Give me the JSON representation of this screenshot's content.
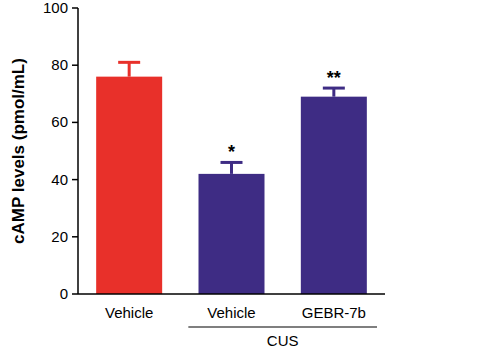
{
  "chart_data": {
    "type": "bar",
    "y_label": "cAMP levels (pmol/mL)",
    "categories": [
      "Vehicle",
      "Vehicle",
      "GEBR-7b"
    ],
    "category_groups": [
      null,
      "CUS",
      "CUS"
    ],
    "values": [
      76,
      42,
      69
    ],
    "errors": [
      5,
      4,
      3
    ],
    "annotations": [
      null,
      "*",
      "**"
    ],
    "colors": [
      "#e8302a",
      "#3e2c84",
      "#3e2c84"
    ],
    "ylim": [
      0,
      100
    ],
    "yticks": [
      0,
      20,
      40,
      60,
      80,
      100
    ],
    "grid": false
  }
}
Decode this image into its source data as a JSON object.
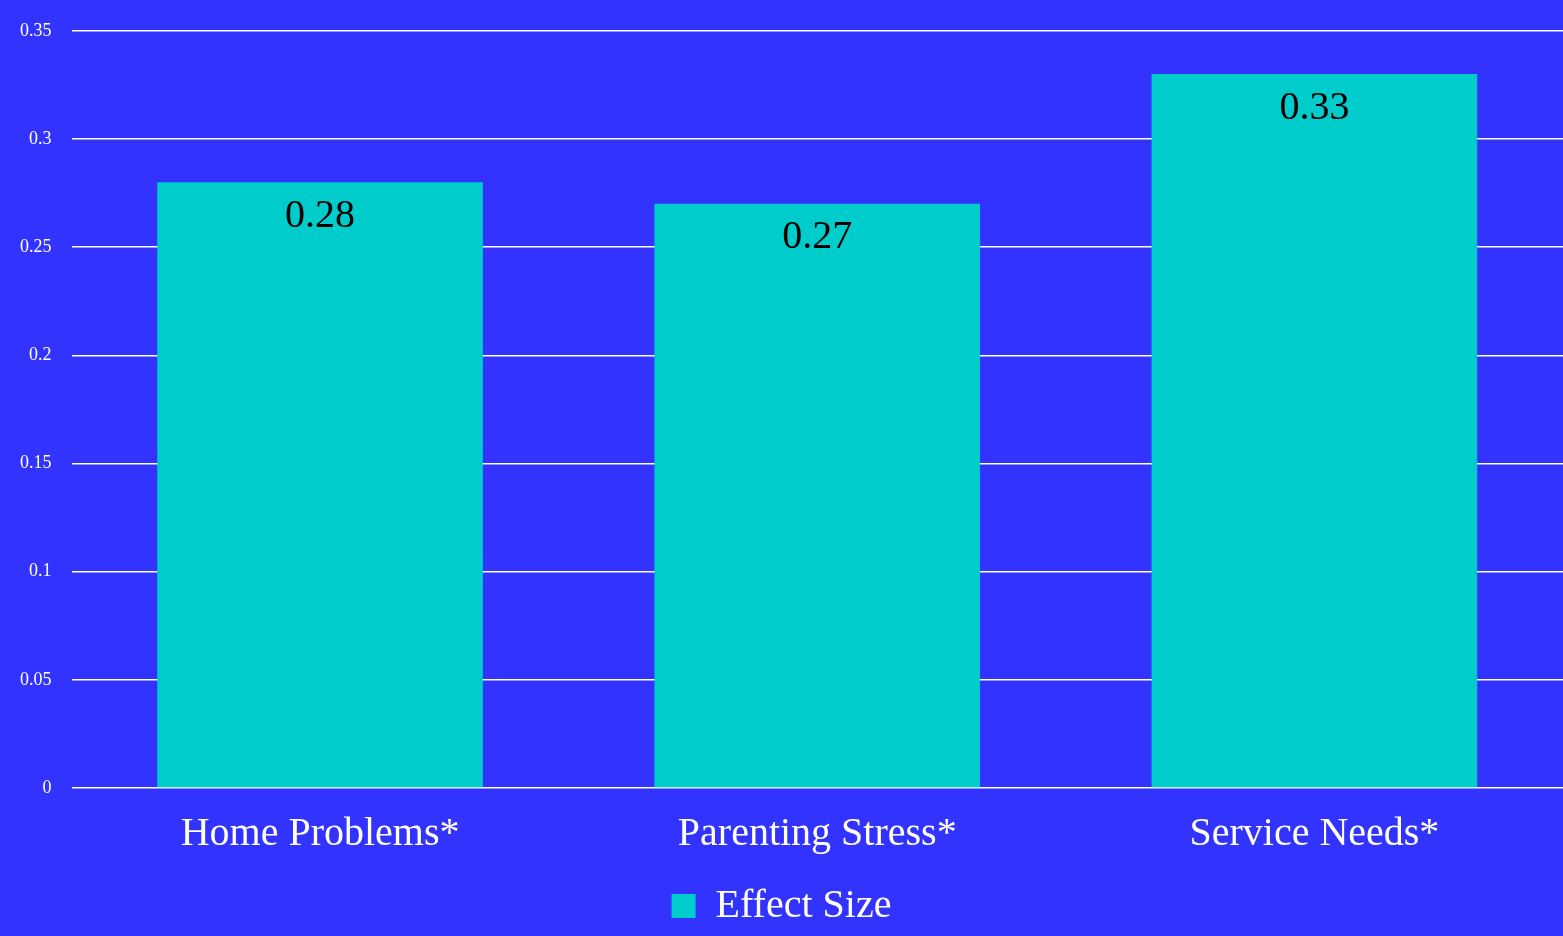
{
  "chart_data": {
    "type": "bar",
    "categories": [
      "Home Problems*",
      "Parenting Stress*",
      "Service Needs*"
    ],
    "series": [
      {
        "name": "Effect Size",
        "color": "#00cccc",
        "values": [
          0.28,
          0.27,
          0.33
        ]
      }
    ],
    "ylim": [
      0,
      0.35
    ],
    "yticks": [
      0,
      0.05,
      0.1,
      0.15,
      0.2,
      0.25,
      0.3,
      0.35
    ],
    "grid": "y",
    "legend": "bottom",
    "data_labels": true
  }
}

* * *

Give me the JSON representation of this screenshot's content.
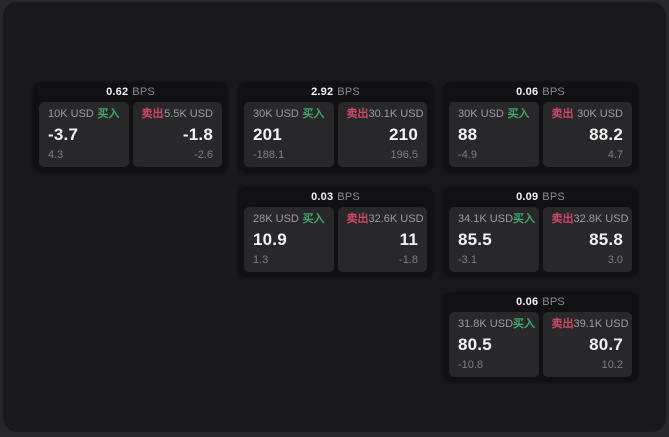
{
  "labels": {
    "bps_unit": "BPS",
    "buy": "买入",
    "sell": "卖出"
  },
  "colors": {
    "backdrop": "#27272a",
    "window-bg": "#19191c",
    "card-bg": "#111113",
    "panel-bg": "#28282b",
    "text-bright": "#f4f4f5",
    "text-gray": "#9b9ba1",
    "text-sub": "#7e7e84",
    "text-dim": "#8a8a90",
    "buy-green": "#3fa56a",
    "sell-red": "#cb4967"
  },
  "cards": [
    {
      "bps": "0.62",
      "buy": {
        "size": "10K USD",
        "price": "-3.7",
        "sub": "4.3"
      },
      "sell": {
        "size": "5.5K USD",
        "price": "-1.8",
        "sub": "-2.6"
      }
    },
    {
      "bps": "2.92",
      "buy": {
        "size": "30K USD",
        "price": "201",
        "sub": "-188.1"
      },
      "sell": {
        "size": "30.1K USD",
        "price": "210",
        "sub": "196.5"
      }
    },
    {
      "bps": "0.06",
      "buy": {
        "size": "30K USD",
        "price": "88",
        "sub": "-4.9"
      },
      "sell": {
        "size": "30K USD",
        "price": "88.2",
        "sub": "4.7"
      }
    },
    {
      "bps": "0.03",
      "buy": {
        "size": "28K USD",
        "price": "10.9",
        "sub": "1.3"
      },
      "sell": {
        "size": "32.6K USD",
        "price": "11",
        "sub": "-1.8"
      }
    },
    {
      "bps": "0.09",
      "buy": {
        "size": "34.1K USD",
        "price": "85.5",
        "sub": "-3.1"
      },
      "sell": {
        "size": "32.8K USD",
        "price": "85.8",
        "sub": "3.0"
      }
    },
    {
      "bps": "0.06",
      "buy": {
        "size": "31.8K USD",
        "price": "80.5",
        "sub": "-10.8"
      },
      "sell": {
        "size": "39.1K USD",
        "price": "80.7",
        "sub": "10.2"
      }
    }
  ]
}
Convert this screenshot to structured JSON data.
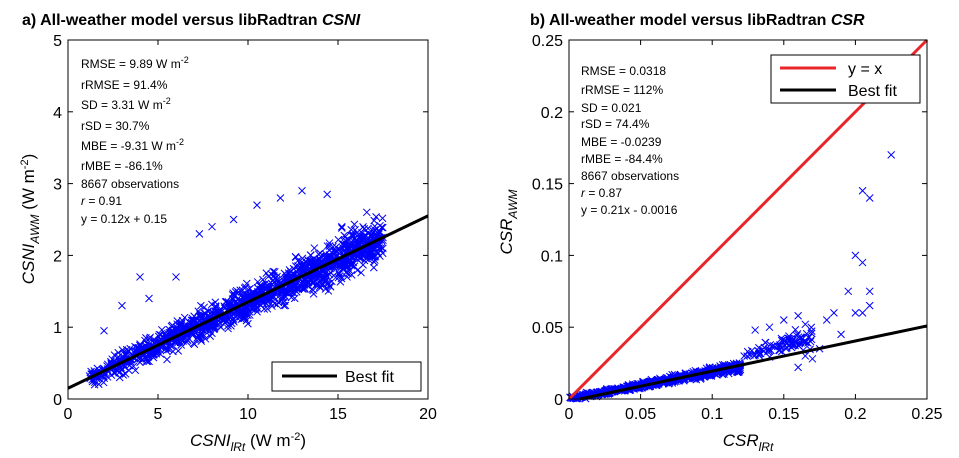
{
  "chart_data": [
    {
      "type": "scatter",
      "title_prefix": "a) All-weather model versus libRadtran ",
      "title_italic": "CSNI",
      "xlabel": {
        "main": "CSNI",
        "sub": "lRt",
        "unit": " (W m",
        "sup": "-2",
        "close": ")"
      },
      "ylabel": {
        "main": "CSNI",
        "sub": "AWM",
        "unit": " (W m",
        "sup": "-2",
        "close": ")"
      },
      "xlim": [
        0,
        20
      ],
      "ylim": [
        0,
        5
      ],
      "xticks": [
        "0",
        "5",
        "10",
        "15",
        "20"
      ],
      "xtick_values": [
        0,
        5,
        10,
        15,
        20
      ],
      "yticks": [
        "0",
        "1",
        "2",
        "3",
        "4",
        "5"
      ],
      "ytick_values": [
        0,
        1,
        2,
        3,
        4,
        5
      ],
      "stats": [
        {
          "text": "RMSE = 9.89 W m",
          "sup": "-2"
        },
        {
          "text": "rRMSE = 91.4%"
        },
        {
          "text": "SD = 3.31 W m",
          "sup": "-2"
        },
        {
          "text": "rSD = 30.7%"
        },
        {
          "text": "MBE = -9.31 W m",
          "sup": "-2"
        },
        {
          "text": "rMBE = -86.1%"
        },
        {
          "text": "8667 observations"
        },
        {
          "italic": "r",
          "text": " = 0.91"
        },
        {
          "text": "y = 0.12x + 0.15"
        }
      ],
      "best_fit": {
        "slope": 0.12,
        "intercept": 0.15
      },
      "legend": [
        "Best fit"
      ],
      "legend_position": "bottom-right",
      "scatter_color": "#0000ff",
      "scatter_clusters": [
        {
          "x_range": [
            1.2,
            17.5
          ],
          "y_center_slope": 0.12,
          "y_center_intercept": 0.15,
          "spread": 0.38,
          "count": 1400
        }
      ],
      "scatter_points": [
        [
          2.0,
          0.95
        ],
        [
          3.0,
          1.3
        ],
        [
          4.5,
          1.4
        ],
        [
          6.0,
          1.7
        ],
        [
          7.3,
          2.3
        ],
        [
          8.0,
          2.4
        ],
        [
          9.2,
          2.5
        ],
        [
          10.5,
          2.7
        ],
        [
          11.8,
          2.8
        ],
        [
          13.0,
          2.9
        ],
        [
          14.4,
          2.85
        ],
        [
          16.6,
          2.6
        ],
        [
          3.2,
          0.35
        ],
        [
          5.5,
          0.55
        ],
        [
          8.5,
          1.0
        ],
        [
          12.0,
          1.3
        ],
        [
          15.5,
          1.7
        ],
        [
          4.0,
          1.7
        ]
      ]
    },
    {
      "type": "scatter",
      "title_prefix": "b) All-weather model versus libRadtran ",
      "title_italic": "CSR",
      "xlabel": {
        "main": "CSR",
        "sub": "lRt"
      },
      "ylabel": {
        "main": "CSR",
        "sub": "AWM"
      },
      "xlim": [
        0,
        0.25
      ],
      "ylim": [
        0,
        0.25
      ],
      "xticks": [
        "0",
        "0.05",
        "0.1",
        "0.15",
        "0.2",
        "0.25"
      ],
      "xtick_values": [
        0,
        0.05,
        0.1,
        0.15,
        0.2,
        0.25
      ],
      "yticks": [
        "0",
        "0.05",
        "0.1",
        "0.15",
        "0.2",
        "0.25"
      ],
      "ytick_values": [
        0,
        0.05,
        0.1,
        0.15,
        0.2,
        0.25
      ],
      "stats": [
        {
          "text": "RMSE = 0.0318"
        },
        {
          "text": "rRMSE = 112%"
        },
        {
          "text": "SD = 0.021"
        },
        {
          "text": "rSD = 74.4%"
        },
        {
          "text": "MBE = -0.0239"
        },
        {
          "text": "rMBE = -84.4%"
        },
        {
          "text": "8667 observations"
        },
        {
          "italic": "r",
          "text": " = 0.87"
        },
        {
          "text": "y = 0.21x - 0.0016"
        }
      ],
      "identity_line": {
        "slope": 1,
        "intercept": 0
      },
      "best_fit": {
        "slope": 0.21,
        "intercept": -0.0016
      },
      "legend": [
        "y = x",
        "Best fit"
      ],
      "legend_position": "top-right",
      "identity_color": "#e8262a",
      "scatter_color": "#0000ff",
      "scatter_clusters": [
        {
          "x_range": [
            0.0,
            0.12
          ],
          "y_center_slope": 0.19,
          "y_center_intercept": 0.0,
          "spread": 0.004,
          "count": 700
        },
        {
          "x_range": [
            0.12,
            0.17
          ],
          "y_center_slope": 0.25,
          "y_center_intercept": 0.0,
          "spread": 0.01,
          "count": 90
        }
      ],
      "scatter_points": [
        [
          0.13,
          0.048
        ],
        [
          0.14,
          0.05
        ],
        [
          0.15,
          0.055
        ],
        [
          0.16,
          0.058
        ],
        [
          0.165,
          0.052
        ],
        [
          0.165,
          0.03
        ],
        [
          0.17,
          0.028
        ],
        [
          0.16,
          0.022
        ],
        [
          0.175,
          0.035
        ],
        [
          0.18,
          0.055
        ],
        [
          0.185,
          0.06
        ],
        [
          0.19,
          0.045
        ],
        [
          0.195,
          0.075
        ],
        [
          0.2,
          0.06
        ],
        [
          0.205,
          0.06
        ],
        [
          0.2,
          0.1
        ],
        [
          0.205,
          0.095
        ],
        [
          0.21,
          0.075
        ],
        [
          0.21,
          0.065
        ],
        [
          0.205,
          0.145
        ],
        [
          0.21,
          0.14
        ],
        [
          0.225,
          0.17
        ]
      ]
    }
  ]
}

What the task requires -
Every line holding "weather" should be copied out.

Solution for this problem -
      "title_prefix": "a) All-weather model versus libRadtran ",
      "title_prefix": "b) All-weather model versus libRadtran ",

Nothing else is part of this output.